Figure content listings
-- -- --

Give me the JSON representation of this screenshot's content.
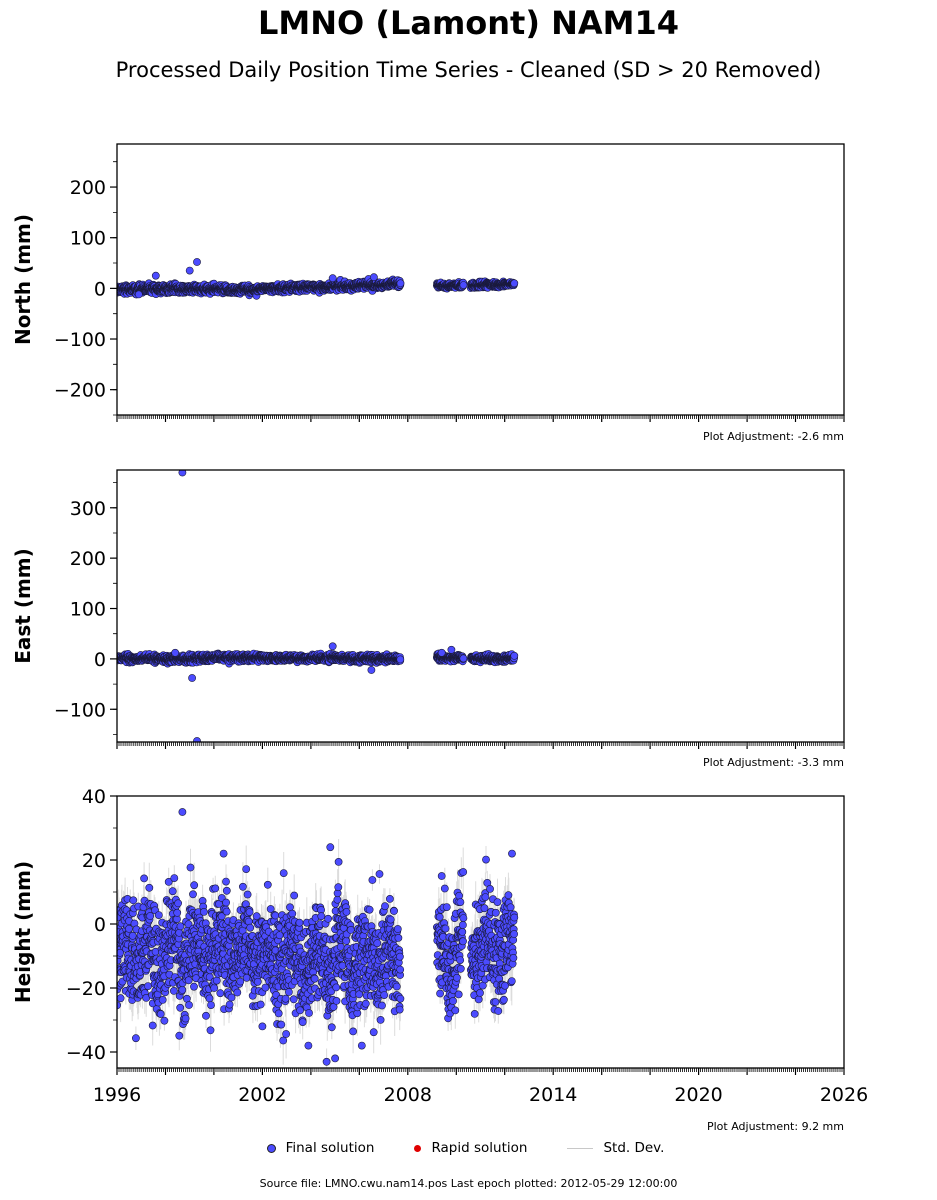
{
  "title": "LMNO (Lamont) NAM14",
  "subtitle": "Processed Daily Position Time Series - Cleaned (SD > 20 Removed)",
  "legend": {
    "final": "Final solution",
    "rapid": "Rapid solution",
    "std": "Std. Dev."
  },
  "colors": {
    "final": "#4b4bff",
    "rapid": "#e00000",
    "std": "#9a9a9a"
  },
  "footer": "Source file: LMNO.cwu.nam14.pos  Last epoch plotted: 2012-05-29 12:00:00",
  "chart_data": [
    {
      "type": "scatter",
      "ylabel": "North (mm)",
      "ylim": [
        -250,
        285
      ],
      "yticks": [
        -200,
        -100,
        0,
        100,
        200
      ],
      "xlim": [
        1996,
        2026
      ],
      "adjustment": "Plot Adjustment: -2.6 mm",
      "segments": [
        {
          "x0": 1996.0,
          "x1": 1998.0,
          "noise": 4,
          "trend0": -2,
          "trend1": -1
        },
        {
          "x0": 1998.0,
          "x1": 2002.0,
          "noise": 4,
          "trend0": -1,
          "trend1": -3
        },
        {
          "x0": 2002.0,
          "x1": 2005.0,
          "noise": 3.5,
          "trend0": 0,
          "trend1": 3
        },
        {
          "x0": 2005.0,
          "x1": 2007.7,
          "noise": 3.5,
          "trend0": 4,
          "trend1": 8
        },
        {
          "x0": 2009.2,
          "x1": 2010.3,
          "noise": 2.5,
          "trend0": 5,
          "trend1": 6
        },
        {
          "x0": 2010.6,
          "x1": 2012.4,
          "noise": 2.5,
          "trend0": 6,
          "trend1": 8
        }
      ],
      "outliers": [
        [
          1997.6,
          25
        ],
        [
          1999.0,
          35
        ],
        [
          1999.3,
          52
        ],
        [
          1996.9,
          -12
        ],
        [
          2004.9,
          20
        ],
        [
          2006.6,
          22
        ],
        [
          2007.7,
          10
        ]
      ]
    },
    {
      "type": "scatter",
      "ylabel": "East (mm)",
      "ylim": [
        -165,
        375
      ],
      "yticks": [
        -100,
        0,
        100,
        200,
        300
      ],
      "xlim": [
        1996,
        2026
      ],
      "adjustment": "Plot Adjustment: -3.3 mm",
      "segments": [
        {
          "x0": 1996.0,
          "x1": 1998.0,
          "noise": 3,
          "trend0": 1,
          "trend1": 0
        },
        {
          "x0": 1998.0,
          "x1": 2002.0,
          "noise": 3.5,
          "trend0": 0,
          "trend1": 3
        },
        {
          "x0": 2002.0,
          "x1": 2005.0,
          "noise": 3,
          "trend0": 1,
          "trend1": 2
        },
        {
          "x0": 2005.0,
          "x1": 2007.7,
          "noise": 3,
          "trend0": 1,
          "trend1": 0
        },
        {
          "x0": 2009.2,
          "x1": 2010.3,
          "noise": 3,
          "trend0": 3,
          "trend1": 2
        },
        {
          "x0": 2010.6,
          "x1": 2012.4,
          "noise": 3,
          "trend0": 1,
          "trend1": 0
        }
      ],
      "outliers": [
        [
          1998.7,
          370
        ],
        [
          1998.4,
          12
        ],
        [
          1999.1,
          -38
        ],
        [
          1999.3,
          -163
        ],
        [
          2004.9,
          25
        ],
        [
          2006.5,
          -22
        ],
        [
          2009.4,
          12
        ],
        [
          2009.8,
          18
        ]
      ]
    },
    {
      "type": "scatter",
      "ylabel": "Height (mm)",
      "ylim": [
        -45,
        40
      ],
      "yticks": [
        -40,
        -20,
        0,
        20,
        40
      ],
      "xlim": [
        1996,
        2026
      ],
      "xticks": [
        1996,
        2002,
        2008,
        2014,
        2020,
        2026
      ],
      "adjustment": "Plot Adjustment: 9.2 mm",
      "segments": [
        {
          "x0": 1996.0,
          "x1": 1998.0,
          "noise": 8,
          "trend0": -10,
          "trend1": -9
        },
        {
          "x0": 1998.0,
          "x1": 2002.0,
          "noise": 8,
          "trend0": -9,
          "trend1": -7
        },
        {
          "x0": 2002.0,
          "x1": 2005.0,
          "noise": 8,
          "trend0": -11,
          "trend1": -12
        },
        {
          "x0": 2005.0,
          "x1": 2007.7,
          "noise": 8,
          "trend0": -11,
          "trend1": -10
        },
        {
          "x0": 2009.2,
          "x1": 2010.3,
          "noise": 7.5,
          "trend0": -9,
          "trend1": -9
        },
        {
          "x0": 2010.6,
          "x1": 2012.4,
          "noise": 7.5,
          "trend0": -6,
          "trend1": -7
        }
      ],
      "outliers": [
        [
          1998.7,
          35
        ],
        [
          2000.4,
          22
        ],
        [
          2004.8,
          24
        ],
        [
          2012.3,
          22
        ],
        [
          2003.9,
          -38
        ],
        [
          2005.0,
          -42
        ],
        [
          2006.1,
          -38
        ],
        [
          2009.4,
          15
        ],
        [
          2002.0,
          -32
        ]
      ]
    }
  ]
}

-- -- --

• WHAT TO DO:
List all lines holding the string "adjustment".

• ANSWER FOR THE TASK:
      "adjustment": "Plot Adjustment: -2.6 mm",
      "adjustment": "Plot Adjustment: -3.3 mm",
      "adjustment": "Plot Adjustment: 9.2 mm",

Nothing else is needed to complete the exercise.